Dataset items:
'''

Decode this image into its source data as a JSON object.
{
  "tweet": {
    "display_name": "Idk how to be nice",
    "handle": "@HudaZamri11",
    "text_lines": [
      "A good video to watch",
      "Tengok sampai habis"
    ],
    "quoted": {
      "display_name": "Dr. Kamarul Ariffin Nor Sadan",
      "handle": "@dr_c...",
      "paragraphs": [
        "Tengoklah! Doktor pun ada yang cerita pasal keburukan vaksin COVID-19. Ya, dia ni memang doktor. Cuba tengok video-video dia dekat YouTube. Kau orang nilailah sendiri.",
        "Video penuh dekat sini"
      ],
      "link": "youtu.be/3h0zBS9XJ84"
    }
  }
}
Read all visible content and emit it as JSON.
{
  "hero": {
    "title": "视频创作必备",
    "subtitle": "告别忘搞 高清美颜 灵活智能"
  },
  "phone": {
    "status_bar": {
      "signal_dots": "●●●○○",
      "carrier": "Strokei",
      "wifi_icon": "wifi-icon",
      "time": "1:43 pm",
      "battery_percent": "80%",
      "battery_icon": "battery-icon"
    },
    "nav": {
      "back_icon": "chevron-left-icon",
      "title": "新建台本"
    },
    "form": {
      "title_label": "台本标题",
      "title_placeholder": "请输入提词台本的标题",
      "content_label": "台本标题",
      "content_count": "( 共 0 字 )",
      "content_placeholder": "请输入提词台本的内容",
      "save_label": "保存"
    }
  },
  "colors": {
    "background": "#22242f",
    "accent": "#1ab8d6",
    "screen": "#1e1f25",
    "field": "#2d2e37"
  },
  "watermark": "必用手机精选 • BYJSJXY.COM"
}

'''

#### Set task:
Your task is to quote the listing above word for word.

#### Output of the exercise:
Decode this image into its source data as a JSON object.
{
  "tweet": {
    "display_name": "Idk how to be nice",
    "handle": "@HudaZamri11",
    "text_lines": [
      "A good video to watch",
      "Tengok sampai habis"
    ],
    "quoted": {
      "display_name": "Dr. Kamarul Ariffin Nor Sadan",
      "handle": "@dr_c...",
      "paragraphs": [
        "Tengoklah! Doktor pun ada yang cerita pasal keburukan vaksin COVID-19. Ya, dia ni memang doktor. Cuba tengok video-video dia dekat YouTube. Kau orang nilailah sendiri.",
        "Video penuh dekat sini"
      ],
      "link": "youtu.be/3h0zBS9XJ84"
    }
  }
}
Read all visible content and emit it as JSON.
{
  "hero": {
    "title": "视频创作必备",
    "subtitle": "告别忘搞 高清美颜 灵活智能"
  },
  "phone": {
    "status_bar": {
      "signal_dots": "●●●○○",
      "carrier": "Strokei",
      "wifi_icon": "wifi-icon",
      "time": "1:43 pm",
      "battery_percent": "80%",
      "battery_icon": "battery-icon"
    },
    "nav": {
      "back_icon": "chevron-left-icon",
      "title": "新建台本"
    },
    "form": {
      "title_label": "台本标题",
      "title_placeholder": "请输入提词台本的标题",
      "content_label": "台本标题",
      "content_count": "( 共 0 字 )",
      "content_placeholder": "请输入提词台本的内容",
      "save_label": "保存"
    }
  },
  "colors": {
    "background": "#22242f",
    "accent": "#1ab8d6",
    "screen": "#1e1f25",
    "field": "#2d2e37"
  },
  "watermark": "必用手机精选 • BYJSJXY.COM"
}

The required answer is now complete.